▶ What is needed:
Your answer should be only a number: how many lines include the word "screenshot".

START Data in this exercise

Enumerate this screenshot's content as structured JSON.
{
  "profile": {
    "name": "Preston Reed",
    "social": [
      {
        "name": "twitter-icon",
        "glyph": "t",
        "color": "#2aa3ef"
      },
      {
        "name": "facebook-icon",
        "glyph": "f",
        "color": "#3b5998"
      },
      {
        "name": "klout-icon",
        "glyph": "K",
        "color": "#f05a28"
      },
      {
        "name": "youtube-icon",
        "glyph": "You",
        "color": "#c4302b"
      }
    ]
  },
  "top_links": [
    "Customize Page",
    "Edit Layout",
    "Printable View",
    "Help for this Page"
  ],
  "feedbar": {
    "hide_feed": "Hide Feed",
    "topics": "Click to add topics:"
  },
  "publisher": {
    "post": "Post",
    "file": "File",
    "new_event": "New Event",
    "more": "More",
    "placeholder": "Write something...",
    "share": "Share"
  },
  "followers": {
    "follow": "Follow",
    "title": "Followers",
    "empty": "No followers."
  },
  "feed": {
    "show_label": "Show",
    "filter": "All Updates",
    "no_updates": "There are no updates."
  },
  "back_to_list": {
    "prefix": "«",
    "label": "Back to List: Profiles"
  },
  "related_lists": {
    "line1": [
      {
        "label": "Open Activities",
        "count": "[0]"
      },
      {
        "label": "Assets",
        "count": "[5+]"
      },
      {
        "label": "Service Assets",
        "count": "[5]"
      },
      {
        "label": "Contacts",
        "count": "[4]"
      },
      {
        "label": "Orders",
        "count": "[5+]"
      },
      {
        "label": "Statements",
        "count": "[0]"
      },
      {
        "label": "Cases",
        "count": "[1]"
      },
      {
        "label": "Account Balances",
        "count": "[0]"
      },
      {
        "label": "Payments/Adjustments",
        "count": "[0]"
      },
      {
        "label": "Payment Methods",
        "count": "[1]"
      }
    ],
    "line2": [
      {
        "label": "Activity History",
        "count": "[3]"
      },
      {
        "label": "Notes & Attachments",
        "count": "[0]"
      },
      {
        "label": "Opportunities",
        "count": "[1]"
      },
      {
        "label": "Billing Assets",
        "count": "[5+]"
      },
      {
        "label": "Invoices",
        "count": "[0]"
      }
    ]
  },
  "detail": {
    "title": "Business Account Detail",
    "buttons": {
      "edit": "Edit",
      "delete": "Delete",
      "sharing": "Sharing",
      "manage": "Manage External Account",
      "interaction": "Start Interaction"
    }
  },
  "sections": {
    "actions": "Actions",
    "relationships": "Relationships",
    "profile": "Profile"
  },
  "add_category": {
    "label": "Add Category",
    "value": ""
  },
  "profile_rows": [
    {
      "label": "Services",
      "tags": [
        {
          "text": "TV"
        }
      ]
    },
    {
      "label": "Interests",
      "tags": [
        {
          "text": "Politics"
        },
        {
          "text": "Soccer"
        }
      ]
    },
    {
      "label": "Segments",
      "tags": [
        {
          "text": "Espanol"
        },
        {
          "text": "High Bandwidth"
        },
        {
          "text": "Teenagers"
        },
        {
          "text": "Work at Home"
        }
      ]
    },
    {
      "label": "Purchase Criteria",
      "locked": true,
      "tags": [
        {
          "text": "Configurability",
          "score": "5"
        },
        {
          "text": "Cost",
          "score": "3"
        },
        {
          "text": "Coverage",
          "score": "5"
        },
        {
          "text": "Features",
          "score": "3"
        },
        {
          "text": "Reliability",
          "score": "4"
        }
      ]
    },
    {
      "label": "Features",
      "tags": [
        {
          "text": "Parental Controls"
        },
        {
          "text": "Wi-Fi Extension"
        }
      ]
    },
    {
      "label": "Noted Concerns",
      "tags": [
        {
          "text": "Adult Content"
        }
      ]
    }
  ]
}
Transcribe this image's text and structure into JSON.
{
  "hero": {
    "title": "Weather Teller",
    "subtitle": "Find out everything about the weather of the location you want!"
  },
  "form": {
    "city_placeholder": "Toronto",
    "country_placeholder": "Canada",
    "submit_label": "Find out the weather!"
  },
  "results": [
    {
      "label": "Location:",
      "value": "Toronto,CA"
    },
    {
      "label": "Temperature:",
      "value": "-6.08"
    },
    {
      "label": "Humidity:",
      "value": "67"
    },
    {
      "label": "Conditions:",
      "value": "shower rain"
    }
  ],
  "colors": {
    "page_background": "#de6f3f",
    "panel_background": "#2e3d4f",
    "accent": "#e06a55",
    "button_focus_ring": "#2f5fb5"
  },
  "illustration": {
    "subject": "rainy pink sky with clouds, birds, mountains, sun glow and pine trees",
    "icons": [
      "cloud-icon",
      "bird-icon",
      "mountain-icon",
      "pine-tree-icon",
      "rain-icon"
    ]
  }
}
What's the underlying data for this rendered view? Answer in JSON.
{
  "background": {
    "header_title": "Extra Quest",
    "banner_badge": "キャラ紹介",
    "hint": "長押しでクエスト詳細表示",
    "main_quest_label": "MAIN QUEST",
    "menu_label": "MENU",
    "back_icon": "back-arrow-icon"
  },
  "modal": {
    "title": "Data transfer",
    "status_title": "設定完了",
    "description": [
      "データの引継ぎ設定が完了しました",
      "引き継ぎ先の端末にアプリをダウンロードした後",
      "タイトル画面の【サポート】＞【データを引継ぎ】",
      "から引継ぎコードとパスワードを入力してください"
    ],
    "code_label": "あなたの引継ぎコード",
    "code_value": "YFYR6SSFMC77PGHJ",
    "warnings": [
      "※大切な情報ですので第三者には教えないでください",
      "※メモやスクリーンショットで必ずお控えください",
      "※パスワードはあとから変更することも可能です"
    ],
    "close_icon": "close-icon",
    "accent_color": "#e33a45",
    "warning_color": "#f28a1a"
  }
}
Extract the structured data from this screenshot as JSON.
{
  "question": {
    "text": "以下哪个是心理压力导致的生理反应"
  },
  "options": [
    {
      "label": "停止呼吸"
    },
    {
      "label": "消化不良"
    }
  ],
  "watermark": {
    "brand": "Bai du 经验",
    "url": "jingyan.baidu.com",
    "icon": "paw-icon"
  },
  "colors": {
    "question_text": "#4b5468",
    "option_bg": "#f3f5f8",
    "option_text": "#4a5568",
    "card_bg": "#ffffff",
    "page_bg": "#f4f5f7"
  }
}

END Data in this exercise

▶ Response:
2